## BEGIN Records for the exercise

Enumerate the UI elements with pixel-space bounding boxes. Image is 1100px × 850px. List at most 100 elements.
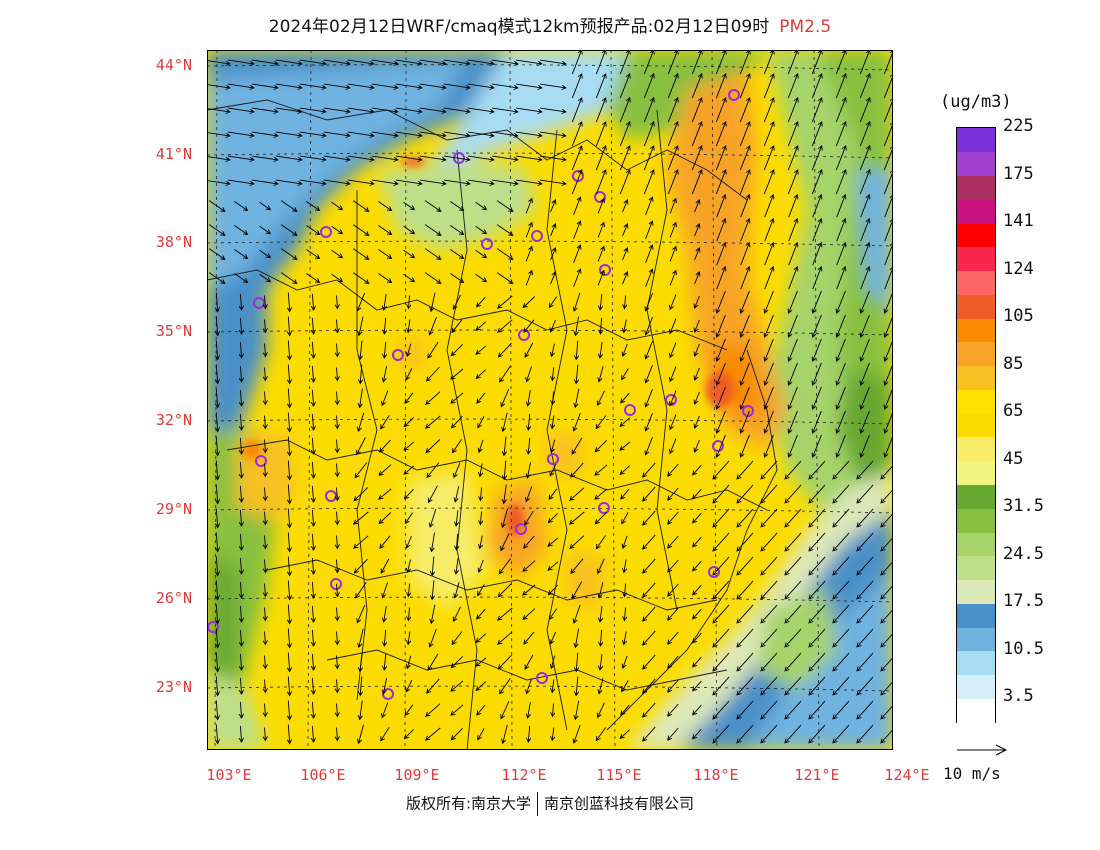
wind-arrow [693,319,700,333]
wind-arrow [620,488,630,500]
colorbar-cell [957,650,995,676]
wind-arrow [353,535,369,549]
lat-label-35: 35°N [155,322,192,340]
wind-arrow [381,341,388,359]
wind-arrow [497,342,512,358]
wind-arrow [835,386,846,410]
wind-arrow [475,296,486,308]
wind-arrow [276,83,303,90]
wind-arrow [619,50,631,75]
wind-arrow [428,628,437,648]
wind-arrow [621,368,629,381]
wind-arrow [496,224,514,236]
wind-arrow [214,436,221,457]
wind-arrow [812,217,823,242]
wind-arrow [859,386,870,410]
wind-arrow [524,510,534,526]
wind-arrow [357,652,363,673]
wind-arrow [420,83,447,90]
wind-arrow [571,145,583,171]
wind-arrow [787,73,799,99]
lon-label-121: 121°E [794,766,840,784]
wind-arrow [740,193,751,218]
colorbar-label: 225 [1003,116,1034,136]
wind-arrow [620,392,630,404]
wind-arrow [715,290,726,314]
wind-arrow [444,155,471,162]
wind-arrow [310,437,316,455]
wind-arrow [832,580,850,600]
wind-arrow [764,217,775,242]
wind-arrow [808,652,826,672]
wind-arrow [524,342,534,358]
wind-arrow [715,169,727,195]
wind-arrow [300,107,327,114]
wind-arrow [784,508,802,528]
wind-arrow [808,676,826,696]
wind-arrow [403,273,416,283]
wind-arrow [380,414,390,430]
wind-arrow [667,97,679,123]
wind-arrow [884,194,893,218]
wind-arrow [692,512,702,524]
wind-arrow [594,440,608,453]
wind-arrow [832,556,850,576]
wind-arrow [516,107,543,114]
wind-arrow [547,513,558,524]
wind-arrow [228,107,255,114]
wind-arrow [597,221,605,238]
wind-arrow [207,60,231,66]
wind-arrow [381,366,388,383]
wind-arrow [597,342,603,359]
wind-arrow [450,368,464,380]
lon-label-112: 112°E [501,766,547,784]
wind-arrow [764,193,775,218]
wind-arrow [420,131,447,138]
wind-arrow [310,653,316,671]
wind-arrow [856,628,874,648]
wind-arrow [404,704,414,716]
wind-arrow [760,580,778,600]
wind-arrow [428,508,437,528]
wind-arrow [334,631,340,646]
wind-arrow [477,559,484,573]
wind-arrow [856,724,874,744]
wind-arrow [262,439,268,454]
colorbar-cell [957,294,995,319]
wind-arrow [763,362,774,386]
wind-arrow [667,145,679,171]
wind-arrow [334,583,340,598]
wind-arrow [238,581,244,599]
wind-arrow [595,727,607,742]
wind-arrow [214,484,221,505]
wind-arrow [334,439,340,454]
wind-arrow [763,410,774,434]
wind-arrow [357,628,364,649]
wind-arrow [739,121,751,147]
wind-arrow [763,121,775,147]
wind-arrow [573,220,582,240]
wind-arrow [572,724,581,744]
wind-arrow [262,703,268,718]
wind-arrow [525,437,532,455]
wind-arrow [214,364,221,385]
wind-arrow [405,655,412,670]
wind-arrow [403,225,416,235]
wind-arrow [694,223,701,237]
wind-arrow [492,83,519,90]
colorbar-cell [957,341,995,367]
wind-arrow [547,584,558,596]
wind-arrow [405,559,411,574]
wind-arrow [238,317,244,335]
wind-arrow [715,145,727,171]
colorbar-cell [957,199,995,224]
colorbar [956,127,996,723]
wind-arrow [883,410,893,434]
wind-arrow [573,196,582,216]
wind-arrow [784,580,802,600]
wind-arrow [784,676,802,696]
wind-arrow [644,365,653,384]
wind-arrow [286,460,293,481]
wind-arrow [740,265,751,290]
wind-arrow [859,50,871,75]
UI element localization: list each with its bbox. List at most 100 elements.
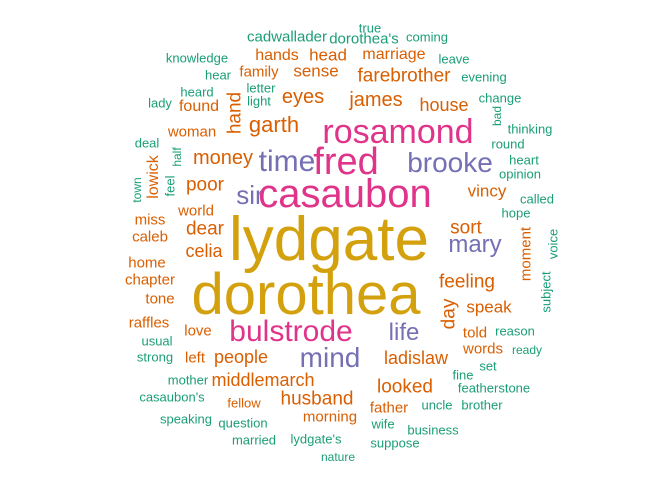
word: reason — [495, 323, 535, 339]
word: sense — [293, 61, 339, 81]
word: home — [128, 254, 166, 272]
word: left — [184, 349, 206, 367]
word: mary — [448, 231, 502, 258]
word: husband — [280, 388, 354, 410]
word: miss — [134, 211, 166, 229]
word: time — [258, 145, 316, 178]
word: caleb — [132, 228, 168, 246]
word: dear — [185, 218, 225, 240]
word: fine — [452, 367, 474, 383]
word: vincy — [467, 181, 507, 201]
word: casaubon's — [139, 389, 205, 405]
word: hear — [204, 67, 232, 83]
word: hand — [224, 91, 246, 135]
word: words — [462, 340, 504, 358]
word: woman — [167, 123, 217, 141]
word: middlemarch — [211, 370, 315, 390]
word: marriage — [362, 46, 426, 63]
word: mind — [299, 342, 361, 373]
word: lowick — [145, 155, 162, 199]
word: sort — [450, 217, 482, 239]
word: town — [130, 177, 144, 203]
word: strong — [136, 349, 174, 365]
word: day — [438, 298, 460, 330]
word: james — [349, 89, 403, 111]
word: dorothea — [191, 262, 421, 327]
word: nature — [320, 450, 356, 464]
word: hands — [255, 47, 299, 64]
word: family — [239, 63, 279, 81]
word: uncle — [421, 397, 453, 413]
word: house — [419, 95, 469, 115]
word: true — [358, 20, 382, 36]
word: morning — [302, 408, 358, 426]
word: garth — [248, 112, 300, 137]
word: feeling — [439, 271, 495, 293]
word: half — [170, 147, 184, 167]
word: called — [520, 191, 554, 207]
word: usual — [141, 333, 173, 349]
word: world — [178, 202, 214, 220]
word: love — [184, 322, 212, 340]
word: lydgate — [229, 205, 429, 274]
word: fellow — [227, 395, 261, 411]
word: found — [178, 98, 220, 115]
word: fred — [313, 141, 379, 183]
word: casaubon — [258, 172, 432, 216]
word: brother — [461, 397, 503, 413]
word: farebrother — [357, 65, 451, 87]
word: raffles — [128, 314, 170, 332]
word: brooke — [407, 147, 493, 178]
word: sir — [236, 180, 264, 210]
word: coming — [406, 29, 448, 45]
word: cadwallader — [246, 28, 328, 46]
word: light — [247, 93, 271, 109]
word: bad — [490, 105, 504, 127]
word: suppose — [370, 435, 420, 451]
word: leave — [438, 51, 470, 67]
word: money — [192, 147, 254, 169]
word: business — [407, 422, 459, 438]
word: heard — [180, 84, 214, 100]
word: life — [388, 319, 420, 346]
word: eyes — [281, 86, 325, 108]
word: knowledge — [165, 50, 229, 66]
word: rosamond — [322, 113, 474, 151]
word: mother — [167, 372, 209, 388]
word: question — [218, 415, 268, 431]
word: father — [369, 399, 409, 417]
word: bulstrode — [229, 315, 353, 348]
word: chapter — [124, 271, 176, 289]
word: speaking — [159, 411, 213, 427]
word: subject — [538, 271, 554, 313]
word: set — [479, 358, 497, 374]
word: poor — [185, 174, 225, 196]
word: deal — [134, 135, 160, 151]
word: people — [213, 347, 269, 367]
word: hope — [501, 205, 531, 221]
word: moment — [517, 226, 535, 282]
word: featherstone — [457, 380, 531, 396]
word: thinking — [507, 121, 553, 137]
word: dorothea's — [329, 30, 399, 48]
word: voice — [545, 228, 561, 260]
word: lady — [148, 95, 172, 111]
word: lydgate's — [290, 431, 342, 447]
word: change — [478, 90, 522, 106]
word: opinion — [499, 166, 541, 182]
word: tone — [145, 290, 175, 308]
word: wife — [371, 416, 395, 432]
word: celia — [185, 241, 223, 261]
word: ready — [511, 343, 543, 357]
word: told — [462, 324, 488, 342]
word: speak — [466, 297, 512, 317]
word: ladislaw — [383, 348, 449, 368]
word: feel — [162, 175, 178, 197]
word: looked — [377, 376, 433, 398]
word: head — [309, 45, 347, 65]
word: heart — [509, 152, 539, 168]
word: round — [491, 136, 525, 152]
word: married — [231, 432, 277, 448]
word: evening — [461, 69, 507, 85]
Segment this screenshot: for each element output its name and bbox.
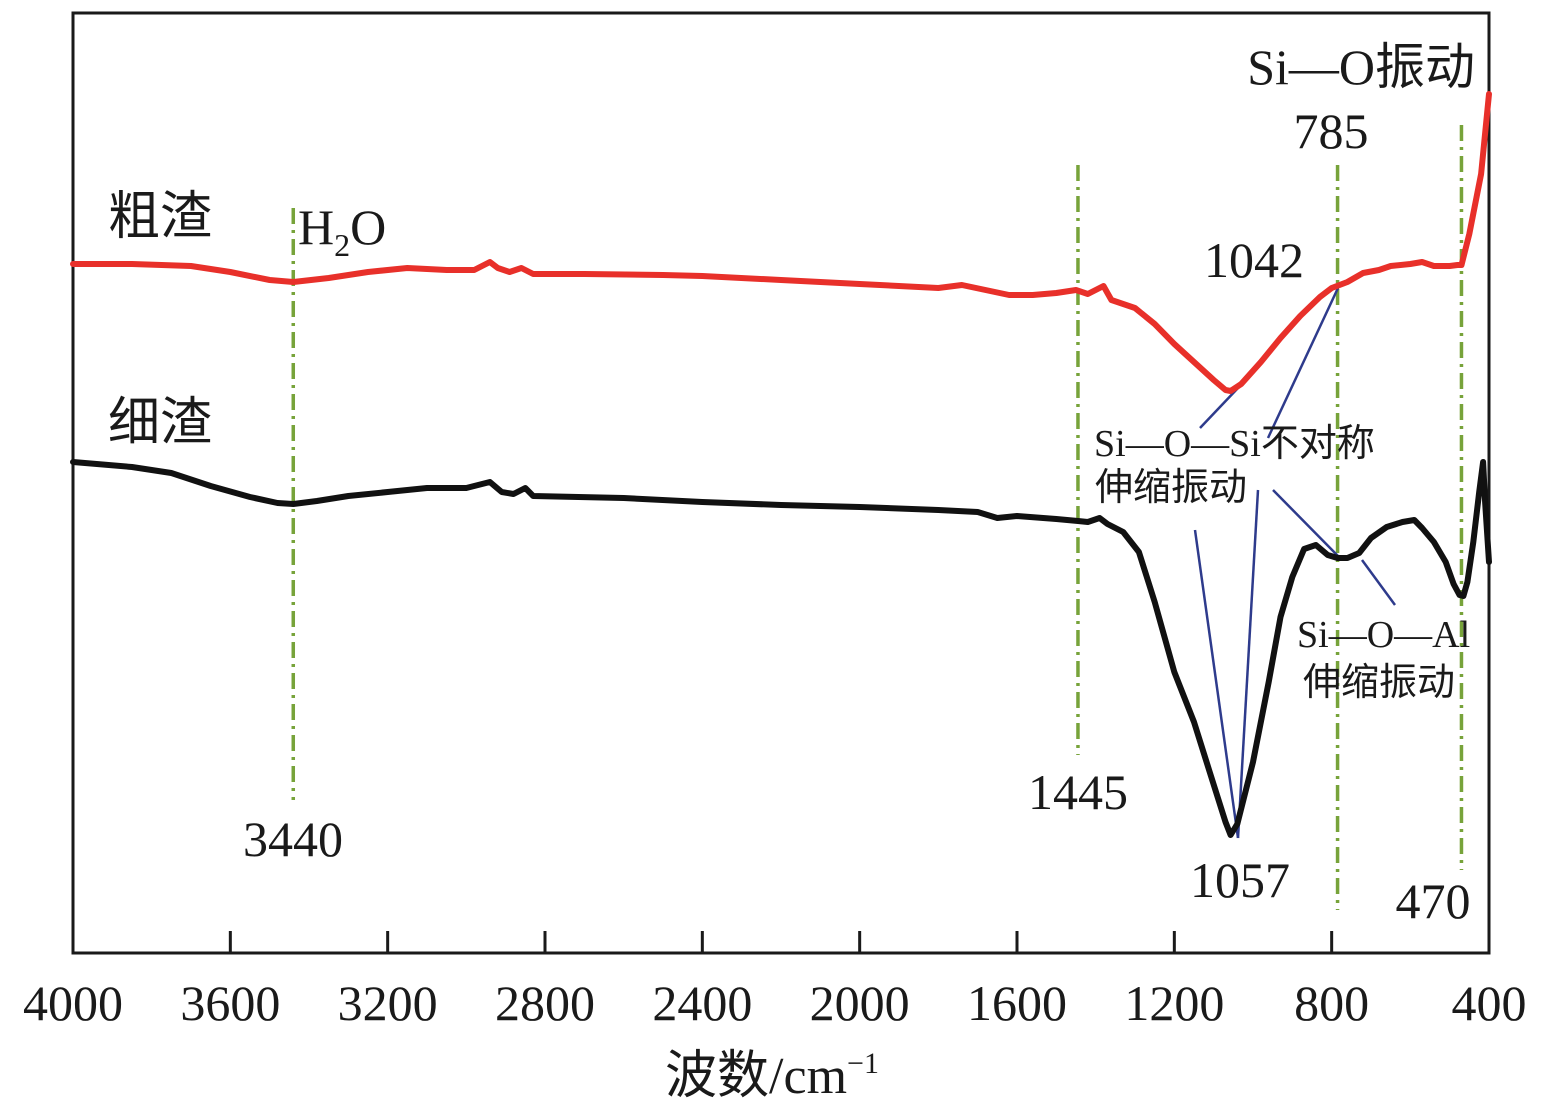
annotation-leader-line — [1193, 529, 1240, 839]
x-axis-title-main: 波数/cm — [665, 1048, 847, 1105]
series-line-coarse — [70, 91, 1492, 394]
x-axis-title-superscript: −1 — [847, 1047, 879, 1080]
h2o-annotation: H2O — [298, 199, 386, 263]
series-lines — [70, 91, 1492, 838]
h2o-subscript: 2 — [334, 227, 350, 263]
peak-1042-label: 1042 — [1204, 232, 1304, 288]
reference-label-3440: 3440 — [243, 811, 343, 867]
annotation-leader-line — [1360, 559, 1397, 606]
si-o-al-annotation-line2: 伸缩振动 — [1303, 662, 1455, 704]
h2o-tail: O — [350, 199, 386, 255]
x-tick-label: 2800 — [495, 975, 595, 1031]
reference-lines: 3440 1445 785 470 — [243, 103, 1471, 929]
annotation-leader-line — [1272, 489, 1339, 557]
x-tick-label: 4000 — [23, 975, 123, 1031]
x-tick-label: 2000 — [810, 975, 910, 1031]
x-tick-label: 800 — [1294, 975, 1369, 1031]
annotation-leader-line — [1236, 489, 1260, 839]
x-tick-label: 3200 — [338, 975, 438, 1031]
peak-1057-label: 1057 — [1190, 852, 1290, 908]
si-o-si-annotation-line2: 伸缩振动 — [1095, 467, 1247, 509]
plot-frame — [71, 11, 1491, 955]
x-tick-label: 1200 — [1124, 975, 1224, 1031]
si-o-vibration-annotation: Si—O振动 — [1247, 39, 1475, 95]
leader-lines — [1193, 287, 1397, 839]
si-o-al-annotation-line1: Si—O—Al — [1297, 614, 1470, 656]
reference-label-1445: 1445 — [1028, 764, 1128, 820]
h2o-main: H — [298, 199, 334, 255]
annotation-leader-line — [1266, 287, 1340, 439]
x-axis-ticks: 4000 3600 3200 2800 2400 2000 1600 1200 800 400 — [23, 931, 1527, 1031]
si-o-si-annotation-line1: Si—O—Si不对称 — [1094, 423, 1375, 465]
x-tick-label: 400 — [1452, 975, 1527, 1031]
series-label-coarse: 粗渣 — [108, 189, 212, 246]
annotation-leader-line — [1199, 387, 1239, 429]
x-tick-label: 3600 — [180, 975, 280, 1031]
reference-label-470: 470 — [1396, 873, 1471, 929]
x-axis-title: 波数/cm−1 — [665, 1047, 879, 1105]
series-line-fine — [70, 459, 1492, 838]
reference-label-785: 785 — [1294, 103, 1369, 159]
series-label-fine: 细渣 — [108, 395, 212, 452]
x-tick-label: 2400 — [652, 975, 752, 1031]
x-tick-label: 1600 — [967, 975, 1067, 1031]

## END Records for the exercise

**What the exercise asks:** Revise the items starting at the line that has "wind-arrow [693,319,700,333]" and ending with the line that has "wind-arrow [444,155,471,162]", swapping "colorbar-cell" for "colorbar-swatch" and keeping everything else the same. Give back only those lines.

**Complete response:**
wind-arrow [693,319,700,333]
wind-arrow [620,488,630,500]
colorbar-swatch [957,650,995,676]
wind-arrow [353,535,369,549]
lat-label-35: 35°N [155,322,192,340]
wind-arrow [381,341,388,359]
wind-arrow [497,342,512,358]
wind-arrow [835,386,846,410]
wind-arrow [475,296,486,308]
wind-arrow [276,83,303,90]
wind-arrow [619,50,631,75]
wind-arrow [428,628,437,648]
wind-arrow [621,368,629,381]
wind-arrow [496,224,514,236]
wind-arrow [214,436,221,457]
wind-arrow [812,217,823,242]
wind-arrow [859,386,870,410]
wind-arrow [524,510,534,526]
wind-arrow [357,652,363,673]
wind-arrow [420,83,447,90]
wind-arrow [571,145,583,171]
wind-arrow [787,73,799,99]
lon-label-121: 121°E [794,766,840,784]
wind-arrow [740,193,751,218]
colorbar-label: 225 [1003,116,1034,136]
wind-arrow [620,392,630,404]
wind-arrow [715,290,726,314]
wind-arrow [444,155,471,162]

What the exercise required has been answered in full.